[Rows in a dataset]
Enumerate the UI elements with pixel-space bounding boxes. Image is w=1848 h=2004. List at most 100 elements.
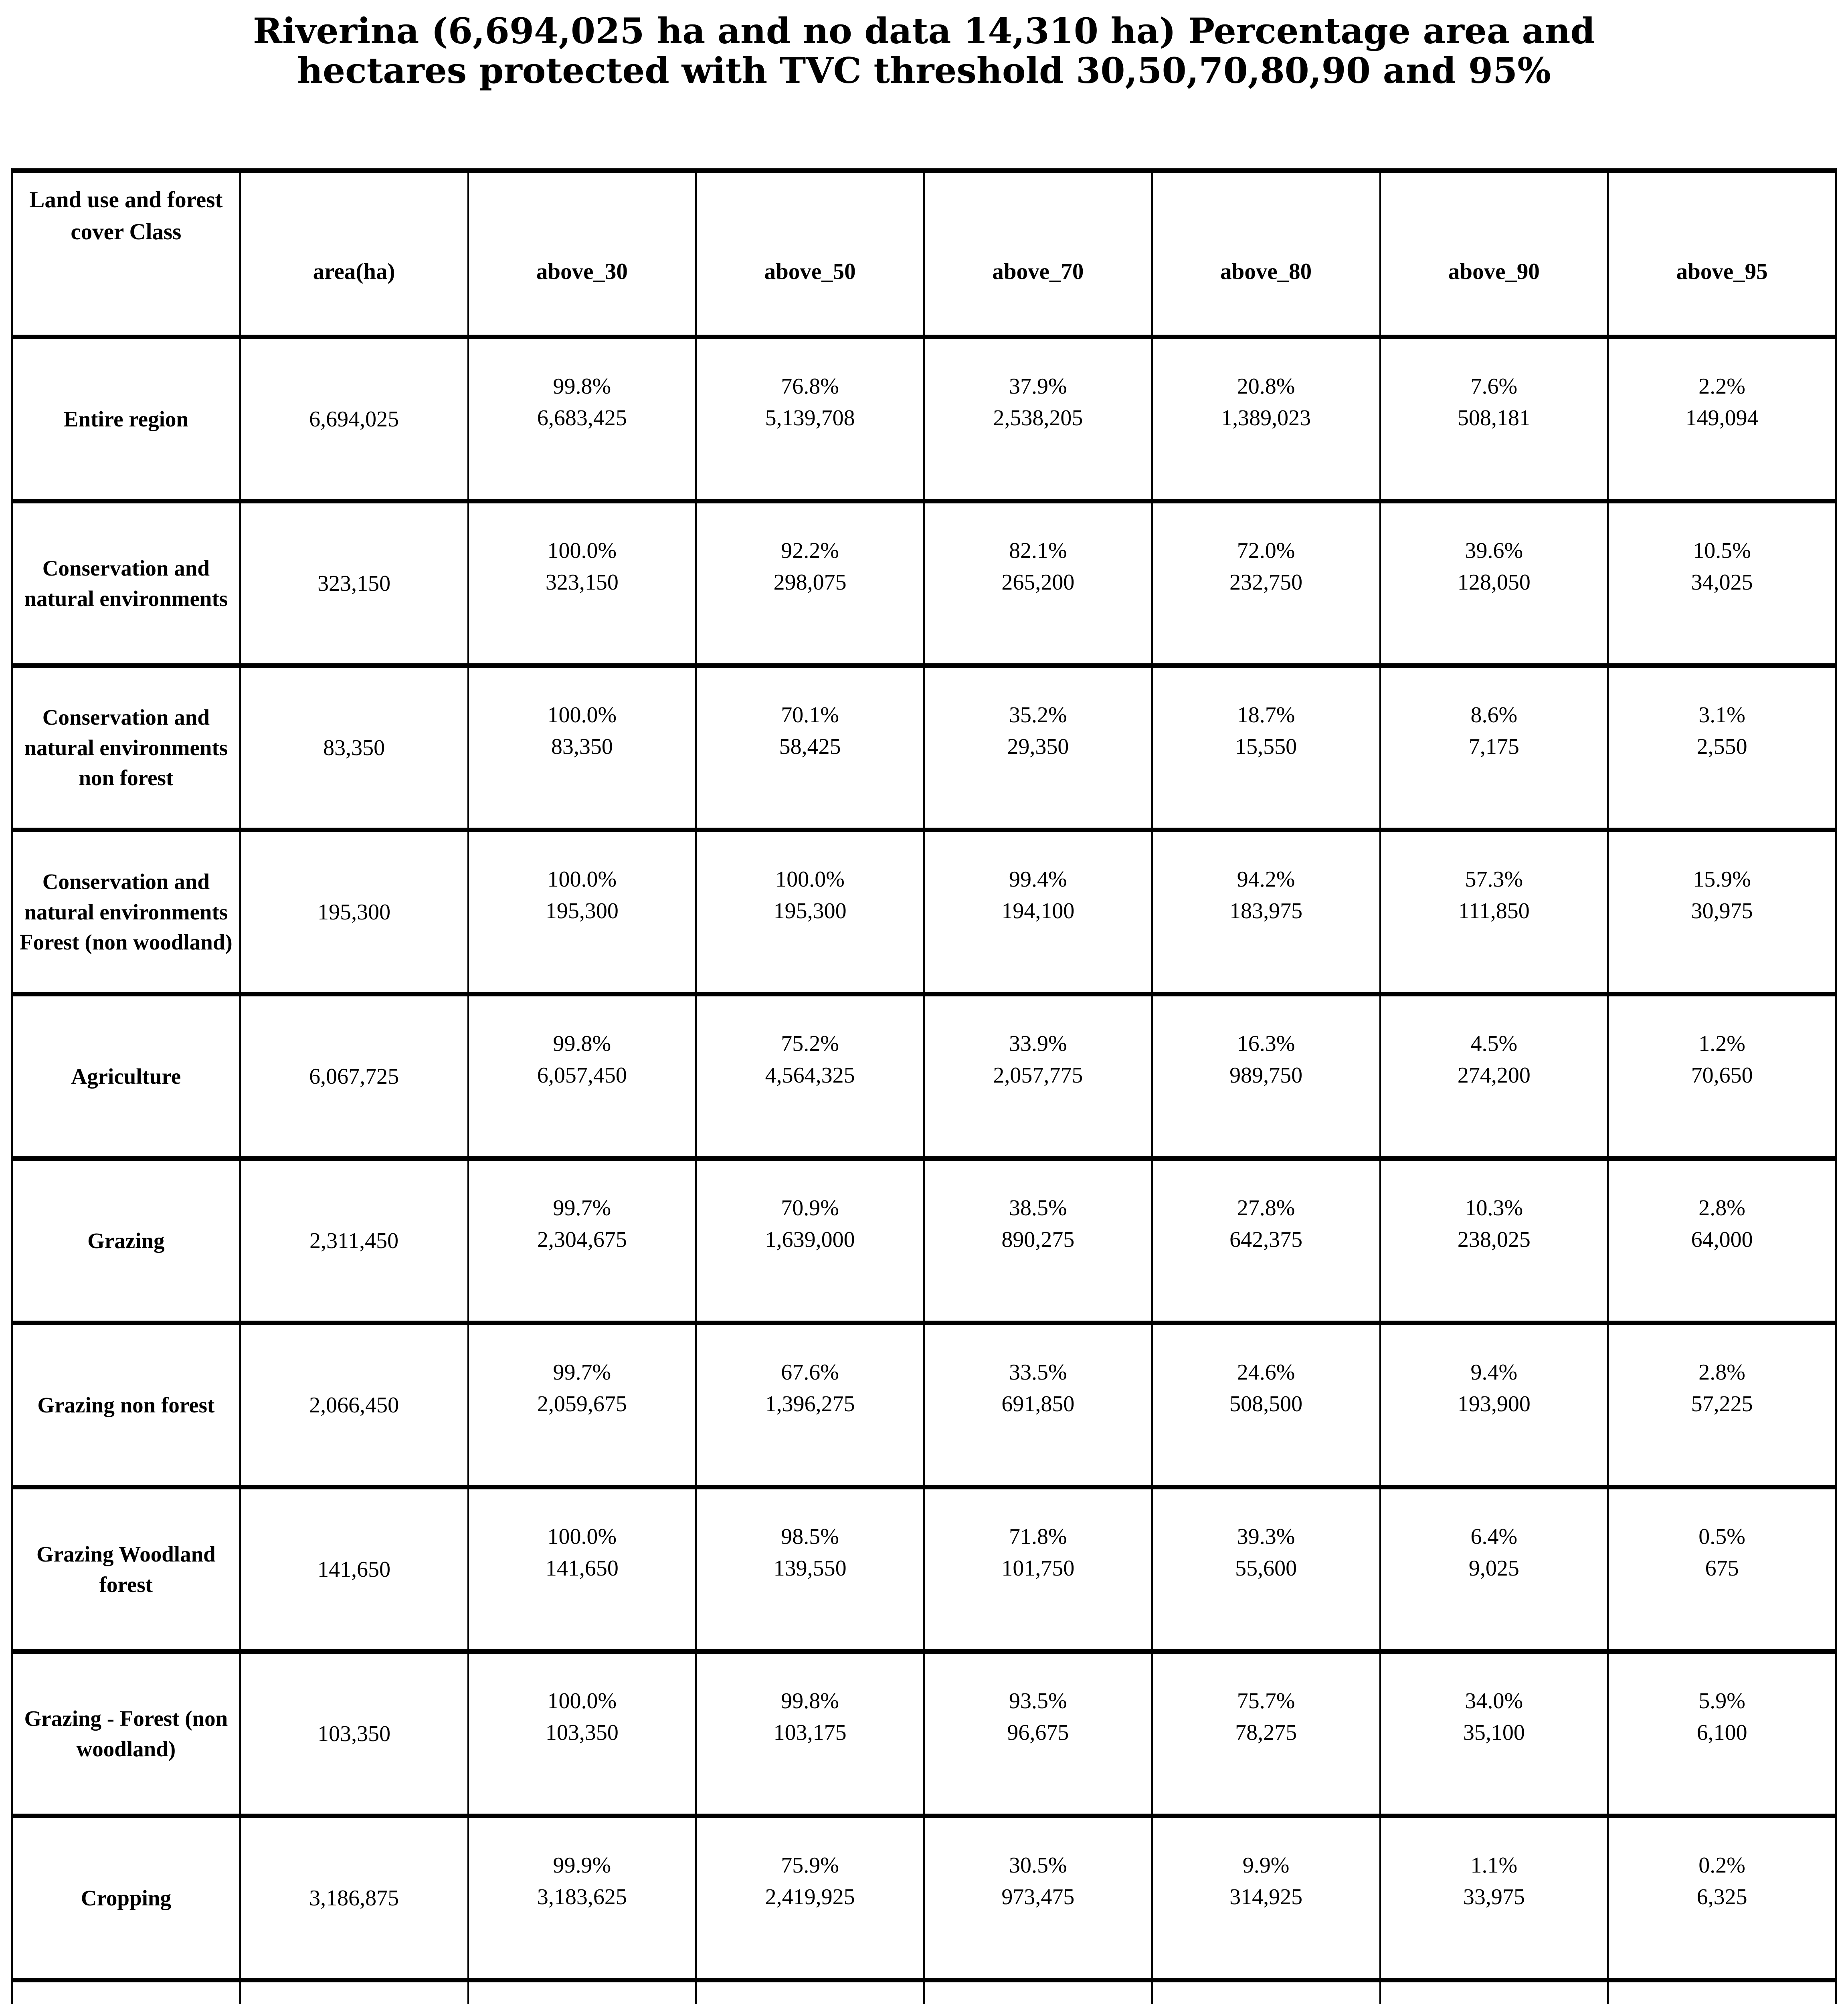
percent-hectare-pair: 99.4% 194,100: [925, 864, 1151, 927]
hectares-value: 232,750: [1229, 570, 1303, 595]
hectares-value: 58,425: [779, 734, 841, 759]
col-header-above-70: above_70: [923, 168, 1153, 339]
row-label: Grazing - Forest (non woodland): [11, 1649, 241, 1818]
row-label: Grazing: [11, 1156, 241, 1325]
threshold-cell: 70.9% 1,639,000: [695, 1156, 925, 1325]
threshold-cell: 75.2% 4,564,325: [695, 992, 925, 1161]
percent-hectare-pair: 75.7% 78,275: [1153, 1685, 1379, 1748]
percent-hectare-pair: 35.2% 29,350: [925, 699, 1151, 762]
percent-value: 99.7%: [553, 1360, 611, 1385]
percent-value: 99.4%: [1009, 867, 1067, 892]
row-label: Entire region: [11, 335, 241, 503]
percent-value: 75.7%: [1237, 1689, 1295, 1714]
threshold-cell: 70.1% 58,425: [695, 663, 925, 832]
row-label: Agriculture: [11, 992, 241, 1161]
hectares-value: 101,750: [1001, 1556, 1075, 1581]
hectares-value: 64,000: [1691, 1227, 1753, 1252]
percent-value: 99.8%: [553, 1031, 611, 1057]
percent-hectare-pair: 2.8% 64,000: [1609, 1192, 1835, 1255]
threshold-cell: 9.9% 314,925: [1151, 1814, 1381, 1982]
table-row: Conservation and natural environments 323…: [11, 499, 1837, 668]
hectares-value: 29,350: [1007, 734, 1069, 759]
threshold-cell: 9.4% 193,900: [1379, 1321, 1609, 1489]
percent-hectare-pair: 39.6% 128,050: [1381, 535, 1607, 598]
threshold-cell: 7.6% 508,181: [1379, 335, 1609, 503]
threshold-cell: 100.0% 141,650: [467, 1485, 697, 1654]
hectares-value: 141,650: [545, 1556, 619, 1581]
percent-hectare-pair: 1.2% 70,650: [1609, 1028, 1835, 1091]
threshold-cell: 5.7%32,375: [1151, 1978, 1381, 2004]
percent-value: 75.9%: [781, 1853, 839, 1878]
percent-hectare-pair: 2.8% 57,225: [1609, 1357, 1835, 1420]
table-row: Irrigation567,575100.0%567,32588.9%504,4…: [11, 1978, 1837, 2004]
row-label: Cropping: [11, 1814, 241, 1982]
table-header: Land use and forest cover Class area(ha)…: [11, 168, 1837, 339]
threshold-cell: 93.5% 96,675: [923, 1649, 1153, 1818]
percent-hectare-pair: 67.6% 1,396,275: [697, 1357, 923, 1420]
threshold-cell: 76.8% 5,139,708: [695, 335, 925, 503]
percent-value: 3.1%: [1698, 703, 1745, 728]
hectares-value: 193,900: [1457, 1391, 1531, 1416]
hectares-value: 33,975: [1463, 1884, 1525, 1909]
row-label: Irrigation: [11, 1978, 241, 2004]
percent-hectare-pair: 2.2% 149,094: [1609, 371, 1835, 434]
threshold-cell: 1.2% 70,650: [1607, 992, 1837, 1161]
percent-hectare-pair: 99.8% 6,057,450: [469, 1028, 696, 1091]
percent-hectare-pair: 38.5% 890,275: [925, 1192, 1151, 1255]
hectares-value: 3,183,625: [537, 1884, 627, 1909]
hectares-value: 890,275: [1001, 1227, 1075, 1252]
percent-value: 93.5%: [1009, 1689, 1067, 1714]
percent-hectare-pair: 98.5% 139,550: [697, 1521, 923, 1584]
threshold-cell: 99.8% 6,057,450: [467, 992, 697, 1161]
percent-value: 35.2%: [1009, 703, 1067, 728]
percent-hectare-pair: 99.9% 3,183,625: [469, 1850, 696, 1913]
hectares-value: 2,419,925: [765, 1884, 855, 1909]
threshold-cell: 94.2% 183,975: [1151, 828, 1381, 996]
threshold-cell: 16.3% 989,750: [1151, 992, 1381, 1161]
threshold-cell: 99.7% 2,059,675: [467, 1321, 697, 1489]
threshold-cell: 18.7% 15,550: [1151, 663, 1381, 832]
hectares-value: 5,139,708: [765, 405, 855, 430]
threshold-cell: 100.0%567,325: [467, 1978, 697, 2004]
percent-value: 9.4%: [1470, 1360, 1518, 1385]
hectares-value: 508,181: [1457, 405, 1531, 430]
percent-hectare-pair: 3.1% 2,550: [1609, 699, 1835, 762]
percent-hectare-pair: 76.8% 5,139,708: [697, 371, 923, 434]
threshold-cell: 15.9% 30,975: [1607, 828, 1837, 996]
percent-value: 20.8%: [1237, 374, 1295, 399]
percent-value: 2.2%: [1698, 374, 1745, 399]
table-row: Grazing 2,311,450 99.7% 2,304,675 70.9% 1,639…: [11, 1156, 1837, 1325]
percent-hectare-pair: 70.9% 1,639,000: [697, 1192, 923, 1255]
land-use-table: Land use and forest cover Class area(ha)…: [11, 168, 1837, 2004]
table-body: Entire region 6,694,025 99.8% 6,683,425 76.8…: [11, 335, 1837, 2004]
percent-hectare-pair: 30.5% 973,475: [925, 1850, 1151, 1913]
percent-value: 99.8%: [781, 1689, 839, 1714]
hectares-value: 691,850: [1001, 1391, 1075, 1416]
hectares-value: 111,850: [1458, 898, 1530, 923]
percent-hectare-pair: 72.0% 232,750: [1153, 535, 1379, 598]
threshold-cell: 100.0% 323,150: [467, 499, 697, 668]
area-value: 103,350: [239, 1649, 469, 1818]
hectares-value: 34,025: [1691, 570, 1753, 595]
threshold-cell: 57.3% 111,850: [1379, 828, 1609, 996]
percent-hectare-pair: 5.9% 6,100: [1609, 1685, 1835, 1748]
percent-value: 10.3%: [1465, 1196, 1523, 1221]
threshold-cell: 71.8% 101,750: [923, 1485, 1153, 1654]
percent-value: 70.9%: [781, 1196, 839, 1221]
percent-value: 18.7%: [1237, 703, 1295, 728]
percent-value: 39.3%: [1237, 1524, 1295, 1549]
page-title: Riverina (6,694,025 ha and no data 14,31…: [0, 11, 1848, 90]
threshold-cell: 0.4%2,200: [1379, 1978, 1609, 2004]
hectares-value: 195,300: [545, 898, 619, 923]
percent-hectare-pair: 0.2% 6,325: [1609, 1850, 1835, 1913]
hectares-value: 57,225: [1691, 1391, 1753, 1416]
percent-hectare-pair: 57.3% 111,850: [1381, 864, 1607, 927]
area-value: 195,300: [239, 828, 469, 996]
col-header-above-95: above_95: [1607, 168, 1837, 339]
threshold-cell: 75.7% 78,275: [1151, 1649, 1381, 1818]
threshold-cell: 99.4% 194,100: [923, 828, 1153, 996]
hectares-value: 1,396,275: [765, 1391, 855, 1416]
header-row: Land use and forest cover Class area(ha)…: [11, 168, 1837, 339]
threshold-cell: 100.0% 103,350: [467, 1649, 697, 1818]
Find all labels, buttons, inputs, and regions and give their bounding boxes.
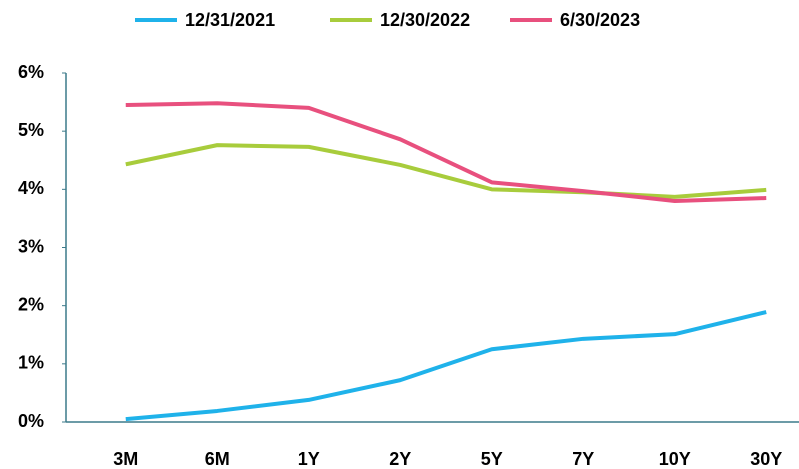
y-tick-label: 5% [18,120,44,140]
series-line [125,310,767,422]
y-tick-label: 1% [18,353,44,373]
legend-label: 12/30/2022 [380,10,470,30]
y-tick-label: 6% [18,62,44,82]
x-tick-label: 7Y [572,449,594,469]
x-tick-label: 6M [205,449,230,469]
y-tick-label: 2% [18,294,44,314]
x-tick-label: 2Y [389,449,411,469]
x-tick-label: 3M [113,449,138,469]
y-tick-label: 0% [18,411,44,431]
y-tick-label: 4% [18,178,44,198]
legend-label: 6/30/2023 [560,10,640,30]
x-tick-label: 30Y [750,449,782,469]
x-tick-label: 1Y [298,449,320,469]
x-tick-label: 5Y [481,449,503,469]
series-line [125,101,767,203]
x-tick-label: 10Y [659,449,691,469]
series-line [125,143,767,199]
y-tick-label: 3% [18,236,44,256]
legend-label: 12/31/2021 [185,10,275,30]
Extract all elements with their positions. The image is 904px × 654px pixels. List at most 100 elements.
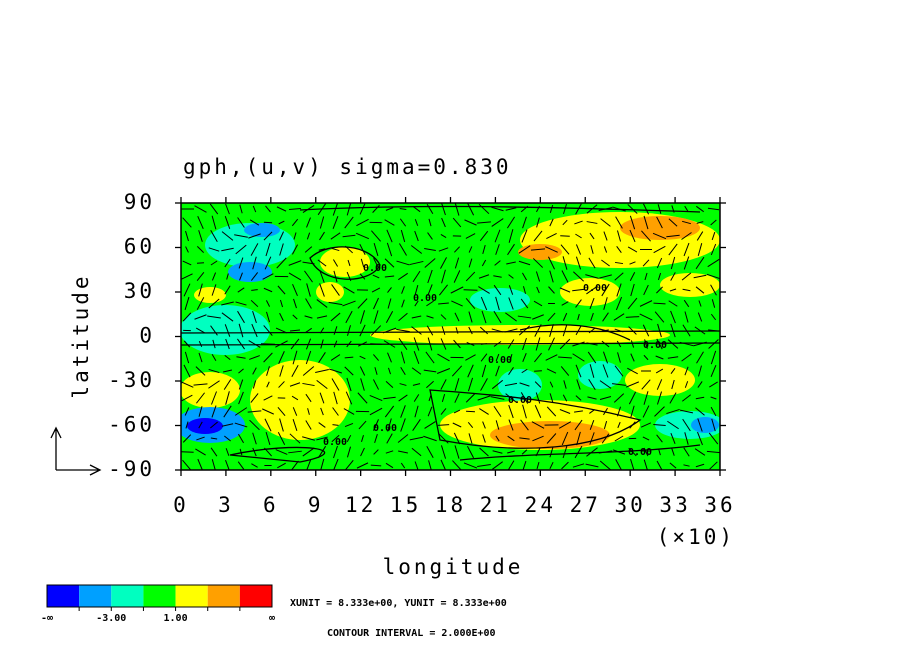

Direction: Duplicate the rows from the line containing "y-tick-label: 5% [18,120,44,140]" through the end of the rows, including both ends, and omit the pictures from your answer.

Answer below:
y-tick-label: 5% [18,120,44,140]
series-line [125,310,767,422]
y-tick-label: 1% [18,353,44,373]
legend-label: 12/30/2022 [380,10,470,30]
y-tick-label: 6% [18,62,44,82]
x-tick-label: 7Y [572,449,594,469]
x-tick-label: 6M [205,449,230,469]
y-tick-label: 2% [18,294,44,314]
x-tick-label: 2Y [389,449,411,469]
x-tick-label: 3M [113,449,138,469]
y-tick-label: 0% [18,411,44,431]
y-tick-label: 4% [18,178,44,198]
legend-label: 6/30/2023 [560,10,640,30]
x-tick-label: 30Y [750,449,782,469]
x-tick-label: 1Y [298,449,320,469]
x-tick-label: 5Y [481,449,503,469]
series-line [125,101,767,203]
x-tick-label: 10Y [659,449,691,469]
series-line [125,143,767,199]
y-tick-label: 3% [18,236,44,256]
legend-label: 12/31/2021 [185,10,275,30]
Extract all elements with their positions. The image is 904px × 654px pixels. List at most 100 elements.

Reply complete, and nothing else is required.